**TASK MATERIAL:**
──────────
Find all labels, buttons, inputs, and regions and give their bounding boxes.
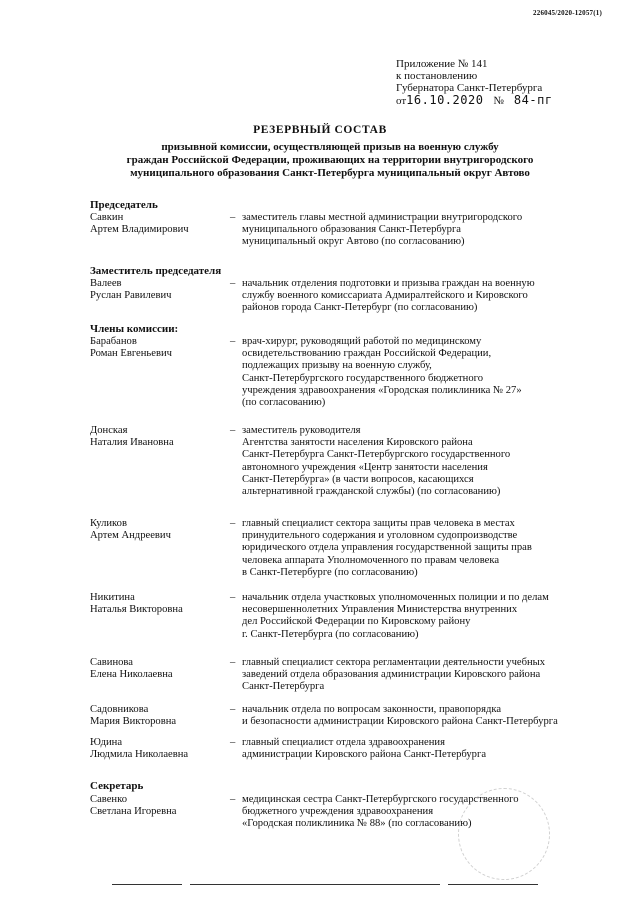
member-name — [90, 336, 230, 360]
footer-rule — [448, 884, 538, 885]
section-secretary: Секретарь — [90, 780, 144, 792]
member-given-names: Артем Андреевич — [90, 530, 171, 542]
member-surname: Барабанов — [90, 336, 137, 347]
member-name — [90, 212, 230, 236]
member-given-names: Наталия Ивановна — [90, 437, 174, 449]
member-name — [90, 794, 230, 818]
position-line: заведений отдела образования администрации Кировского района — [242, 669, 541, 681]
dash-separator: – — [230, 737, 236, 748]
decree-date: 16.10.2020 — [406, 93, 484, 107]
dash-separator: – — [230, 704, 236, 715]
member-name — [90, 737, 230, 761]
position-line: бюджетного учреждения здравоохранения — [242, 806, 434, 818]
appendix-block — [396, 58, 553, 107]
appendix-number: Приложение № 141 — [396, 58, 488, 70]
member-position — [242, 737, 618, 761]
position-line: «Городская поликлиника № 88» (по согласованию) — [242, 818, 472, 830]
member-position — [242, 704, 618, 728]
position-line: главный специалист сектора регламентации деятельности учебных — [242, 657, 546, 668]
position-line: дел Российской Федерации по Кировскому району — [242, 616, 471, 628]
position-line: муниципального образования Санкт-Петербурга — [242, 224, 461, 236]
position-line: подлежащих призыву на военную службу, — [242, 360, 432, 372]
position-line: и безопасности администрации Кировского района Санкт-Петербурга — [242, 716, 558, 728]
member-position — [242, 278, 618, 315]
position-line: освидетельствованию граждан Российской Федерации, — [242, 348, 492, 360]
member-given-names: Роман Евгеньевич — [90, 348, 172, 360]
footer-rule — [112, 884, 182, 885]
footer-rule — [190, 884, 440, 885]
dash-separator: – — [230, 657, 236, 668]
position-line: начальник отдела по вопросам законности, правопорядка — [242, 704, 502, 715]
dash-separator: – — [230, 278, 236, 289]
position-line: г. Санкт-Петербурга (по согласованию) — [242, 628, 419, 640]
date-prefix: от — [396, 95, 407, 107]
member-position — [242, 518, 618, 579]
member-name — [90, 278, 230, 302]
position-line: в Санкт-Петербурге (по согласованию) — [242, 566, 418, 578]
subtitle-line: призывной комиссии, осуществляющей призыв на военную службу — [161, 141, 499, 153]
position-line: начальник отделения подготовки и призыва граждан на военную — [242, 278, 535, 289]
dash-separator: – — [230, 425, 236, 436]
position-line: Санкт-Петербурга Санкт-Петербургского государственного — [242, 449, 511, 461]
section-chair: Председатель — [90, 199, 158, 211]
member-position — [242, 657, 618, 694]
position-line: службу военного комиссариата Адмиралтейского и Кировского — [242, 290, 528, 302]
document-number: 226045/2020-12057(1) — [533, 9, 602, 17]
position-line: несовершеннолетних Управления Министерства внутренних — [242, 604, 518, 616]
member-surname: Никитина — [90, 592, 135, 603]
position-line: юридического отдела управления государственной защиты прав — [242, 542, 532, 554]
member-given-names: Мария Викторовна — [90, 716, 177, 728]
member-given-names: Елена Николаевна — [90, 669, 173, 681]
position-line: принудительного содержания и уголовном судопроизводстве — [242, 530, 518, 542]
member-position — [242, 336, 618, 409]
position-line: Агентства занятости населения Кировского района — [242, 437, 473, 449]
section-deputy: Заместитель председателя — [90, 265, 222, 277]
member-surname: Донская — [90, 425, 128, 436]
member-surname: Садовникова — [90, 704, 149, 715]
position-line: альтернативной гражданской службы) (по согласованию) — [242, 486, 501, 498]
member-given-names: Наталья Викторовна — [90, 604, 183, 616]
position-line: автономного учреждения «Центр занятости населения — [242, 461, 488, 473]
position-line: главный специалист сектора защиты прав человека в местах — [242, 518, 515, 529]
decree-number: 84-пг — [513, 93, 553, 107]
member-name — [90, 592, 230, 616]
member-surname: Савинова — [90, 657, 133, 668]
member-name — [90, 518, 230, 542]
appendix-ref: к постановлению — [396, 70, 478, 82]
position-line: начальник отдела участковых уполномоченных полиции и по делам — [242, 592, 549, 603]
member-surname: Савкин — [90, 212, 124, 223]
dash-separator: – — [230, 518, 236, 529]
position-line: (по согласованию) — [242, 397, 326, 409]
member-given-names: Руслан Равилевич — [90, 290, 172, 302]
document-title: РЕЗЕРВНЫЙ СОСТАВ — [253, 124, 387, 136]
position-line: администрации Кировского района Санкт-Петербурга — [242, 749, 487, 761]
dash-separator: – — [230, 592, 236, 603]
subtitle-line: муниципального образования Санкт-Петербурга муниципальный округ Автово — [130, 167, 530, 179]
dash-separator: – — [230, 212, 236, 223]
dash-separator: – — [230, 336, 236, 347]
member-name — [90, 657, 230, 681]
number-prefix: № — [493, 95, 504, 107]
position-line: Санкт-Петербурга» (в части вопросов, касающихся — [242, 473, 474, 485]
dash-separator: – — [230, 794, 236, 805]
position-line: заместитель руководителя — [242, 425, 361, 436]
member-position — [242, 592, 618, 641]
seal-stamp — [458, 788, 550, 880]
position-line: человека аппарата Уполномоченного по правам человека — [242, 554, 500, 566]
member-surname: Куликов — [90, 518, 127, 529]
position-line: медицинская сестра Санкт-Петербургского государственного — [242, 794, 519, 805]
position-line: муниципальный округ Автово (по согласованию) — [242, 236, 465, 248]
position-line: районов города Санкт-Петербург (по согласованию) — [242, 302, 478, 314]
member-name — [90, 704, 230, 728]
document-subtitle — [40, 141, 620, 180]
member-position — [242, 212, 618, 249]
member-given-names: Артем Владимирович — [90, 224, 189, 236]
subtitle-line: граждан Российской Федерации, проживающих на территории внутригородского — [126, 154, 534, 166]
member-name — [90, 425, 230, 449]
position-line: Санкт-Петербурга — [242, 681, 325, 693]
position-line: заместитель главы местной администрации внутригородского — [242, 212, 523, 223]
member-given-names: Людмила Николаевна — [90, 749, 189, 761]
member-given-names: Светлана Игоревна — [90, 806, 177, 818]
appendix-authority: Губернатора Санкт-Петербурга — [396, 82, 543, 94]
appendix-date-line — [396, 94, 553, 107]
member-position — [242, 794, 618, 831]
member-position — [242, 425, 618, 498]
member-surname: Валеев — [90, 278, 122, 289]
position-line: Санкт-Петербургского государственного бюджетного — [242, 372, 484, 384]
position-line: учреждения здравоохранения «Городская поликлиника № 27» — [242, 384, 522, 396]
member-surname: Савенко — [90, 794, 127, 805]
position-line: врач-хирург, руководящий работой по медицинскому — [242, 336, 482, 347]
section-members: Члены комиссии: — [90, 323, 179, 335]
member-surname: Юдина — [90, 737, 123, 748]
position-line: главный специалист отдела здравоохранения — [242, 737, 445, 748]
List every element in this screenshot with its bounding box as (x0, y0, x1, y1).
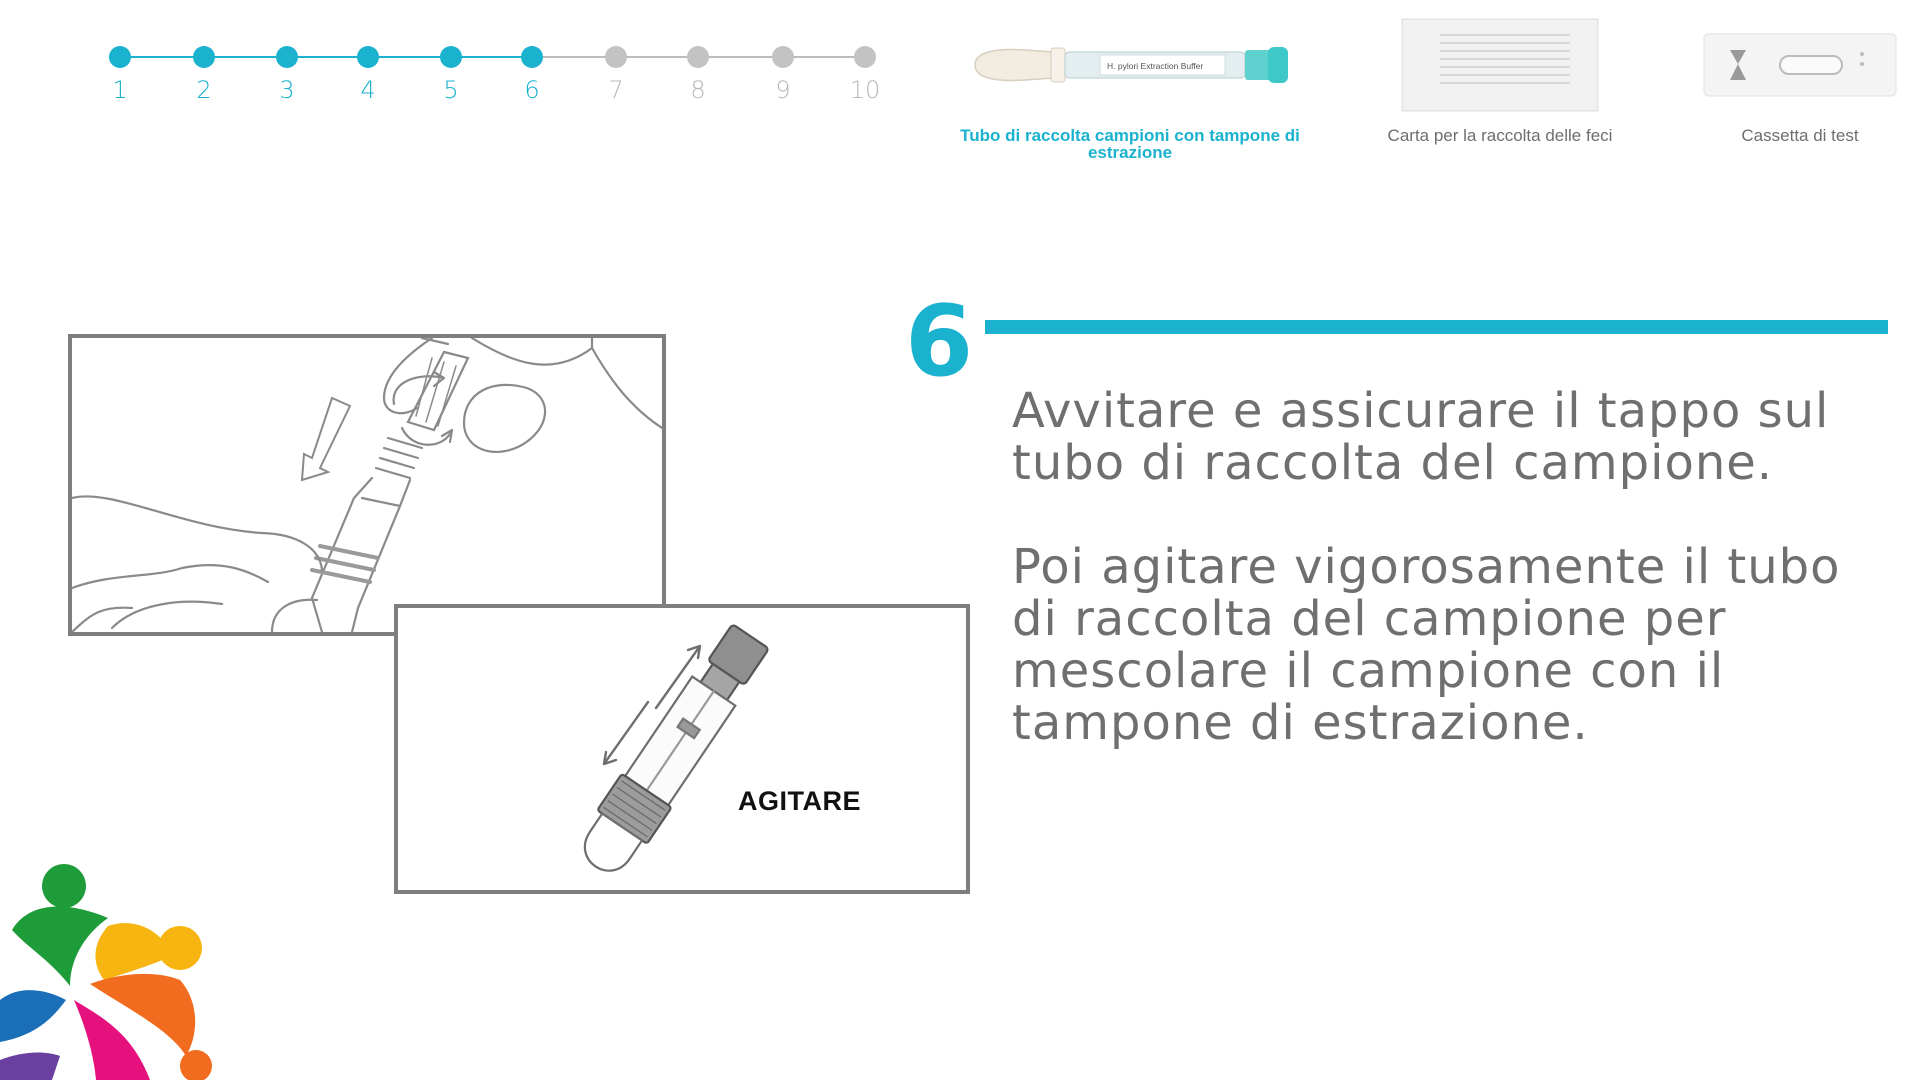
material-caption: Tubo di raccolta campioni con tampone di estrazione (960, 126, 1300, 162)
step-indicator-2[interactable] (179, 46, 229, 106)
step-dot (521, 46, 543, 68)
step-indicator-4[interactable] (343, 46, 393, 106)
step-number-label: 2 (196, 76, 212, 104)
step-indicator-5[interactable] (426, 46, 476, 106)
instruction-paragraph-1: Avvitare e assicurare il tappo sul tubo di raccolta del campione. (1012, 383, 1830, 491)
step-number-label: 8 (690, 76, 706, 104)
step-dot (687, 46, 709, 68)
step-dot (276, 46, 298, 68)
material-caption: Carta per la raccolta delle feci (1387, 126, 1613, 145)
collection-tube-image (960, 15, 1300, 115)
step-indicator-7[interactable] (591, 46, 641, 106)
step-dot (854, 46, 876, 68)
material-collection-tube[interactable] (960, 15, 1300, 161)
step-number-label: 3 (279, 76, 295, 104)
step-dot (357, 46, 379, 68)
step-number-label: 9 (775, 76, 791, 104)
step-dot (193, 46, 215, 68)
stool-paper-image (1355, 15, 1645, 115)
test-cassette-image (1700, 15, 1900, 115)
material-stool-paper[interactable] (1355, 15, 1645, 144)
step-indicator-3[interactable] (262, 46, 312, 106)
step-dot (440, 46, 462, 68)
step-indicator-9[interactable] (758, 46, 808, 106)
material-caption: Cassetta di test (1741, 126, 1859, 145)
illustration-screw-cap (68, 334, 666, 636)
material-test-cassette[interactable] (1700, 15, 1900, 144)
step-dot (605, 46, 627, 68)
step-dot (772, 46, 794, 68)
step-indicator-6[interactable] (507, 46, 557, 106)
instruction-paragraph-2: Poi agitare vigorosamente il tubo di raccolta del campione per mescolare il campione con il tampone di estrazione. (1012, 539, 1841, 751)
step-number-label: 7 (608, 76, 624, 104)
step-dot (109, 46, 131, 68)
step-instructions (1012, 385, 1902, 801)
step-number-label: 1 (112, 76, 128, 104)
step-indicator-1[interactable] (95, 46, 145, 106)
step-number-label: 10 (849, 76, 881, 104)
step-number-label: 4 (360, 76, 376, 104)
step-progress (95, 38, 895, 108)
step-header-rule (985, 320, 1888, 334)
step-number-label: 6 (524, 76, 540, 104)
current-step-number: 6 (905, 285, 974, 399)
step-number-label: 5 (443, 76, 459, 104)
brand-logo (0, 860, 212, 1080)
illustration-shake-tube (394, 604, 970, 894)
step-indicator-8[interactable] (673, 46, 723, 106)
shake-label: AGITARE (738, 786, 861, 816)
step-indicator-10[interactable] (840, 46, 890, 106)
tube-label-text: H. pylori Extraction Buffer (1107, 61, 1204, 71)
──────────
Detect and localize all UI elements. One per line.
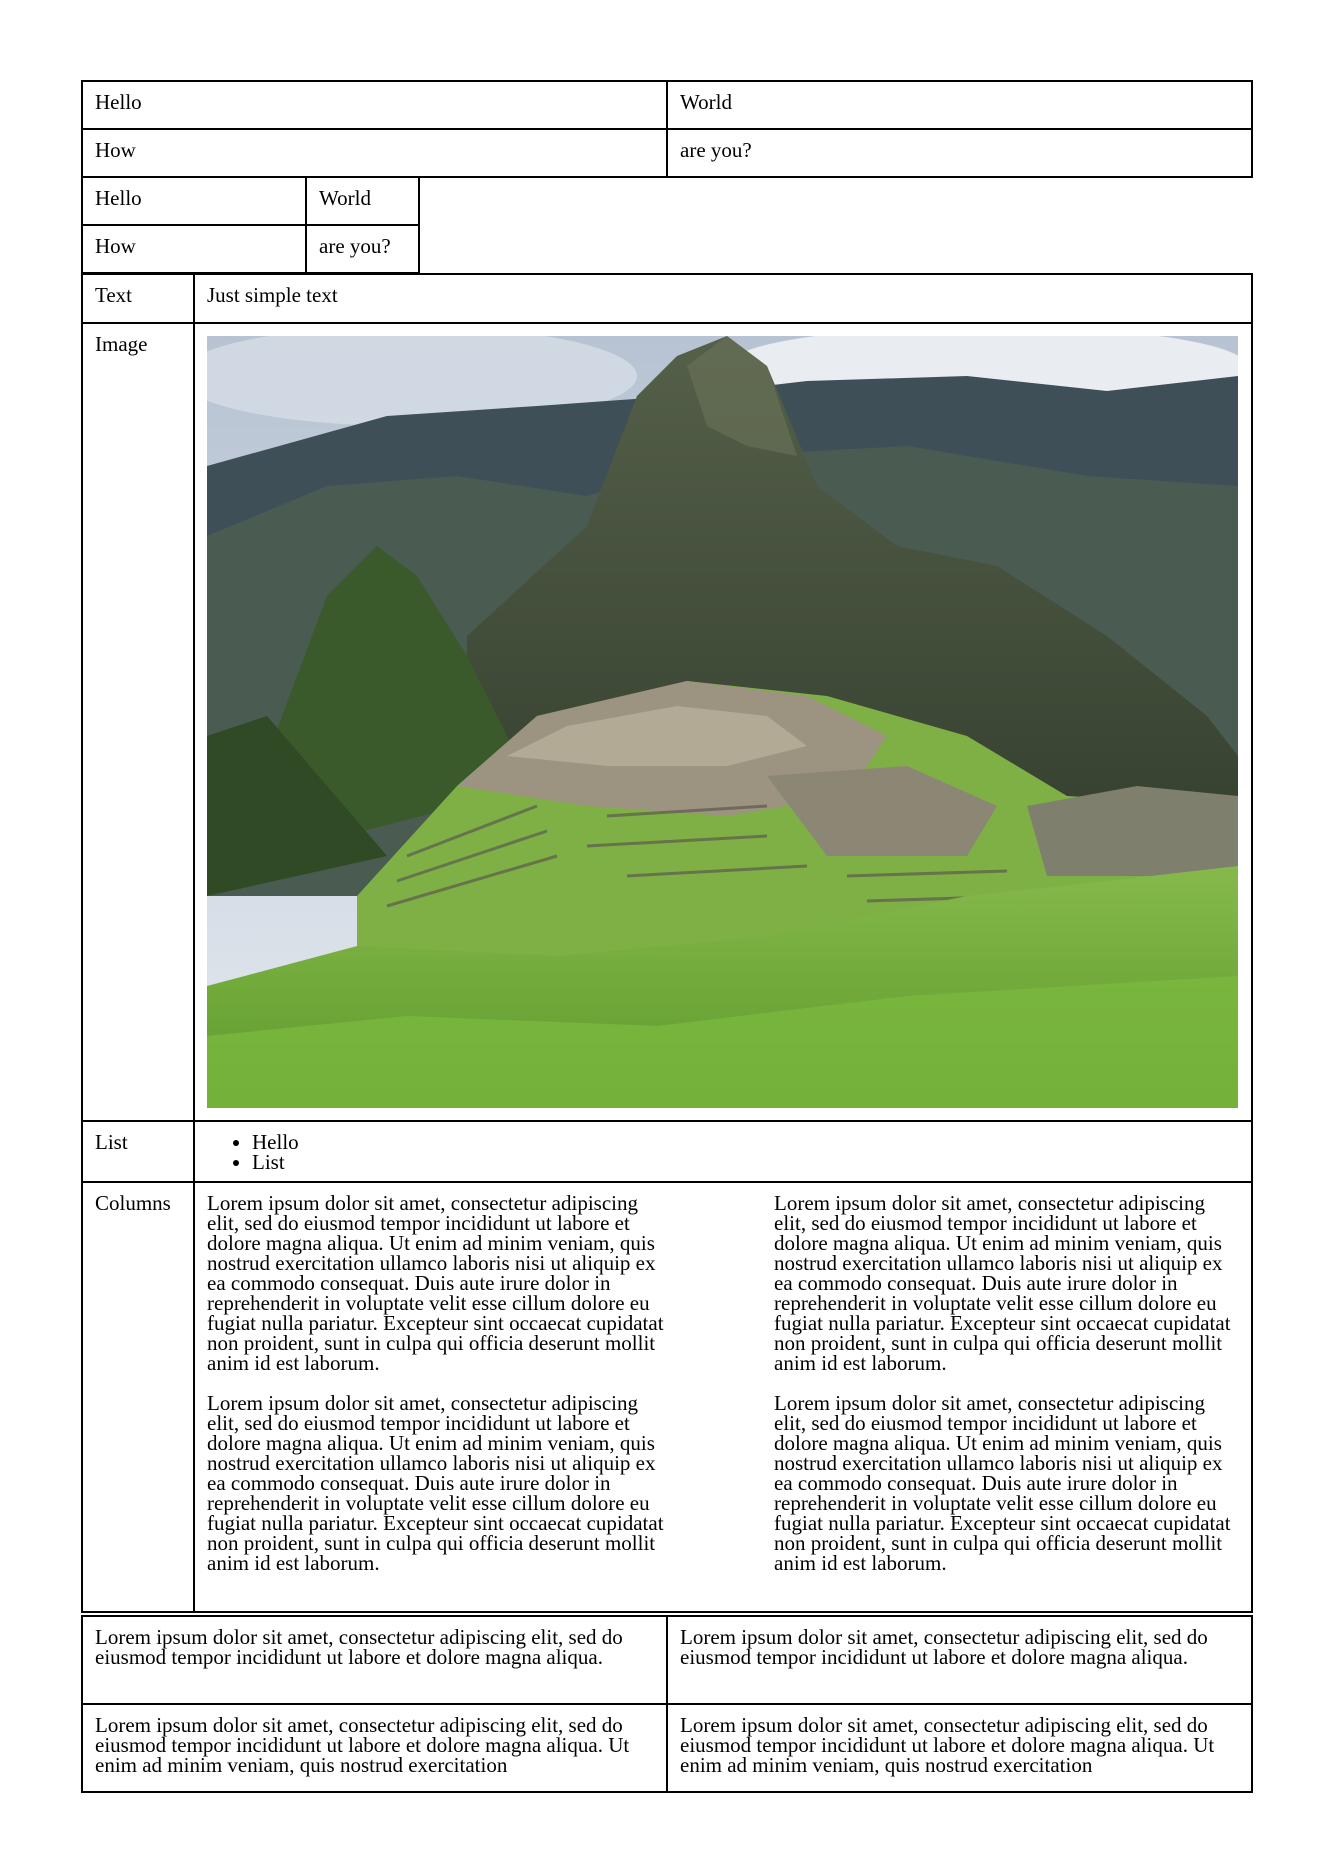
──────────
**INSTRUCTIONS TO FOLLOW:** Return the records between the line containing "Find all labels, buttons, inputs, and" and the line containing "section-secretary: Секретарь —", inclusive, reproducing each line verbatim. Omit the pictures from your answer.

**COMPLETED TASK:**
Find all labels, buttons, inputs, and regions and give their bounding boxes.
member-name — [90, 336, 230, 360]
footer-rule — [448, 884, 538, 885]
section-secretary: Секретарь — [90, 780, 144, 792]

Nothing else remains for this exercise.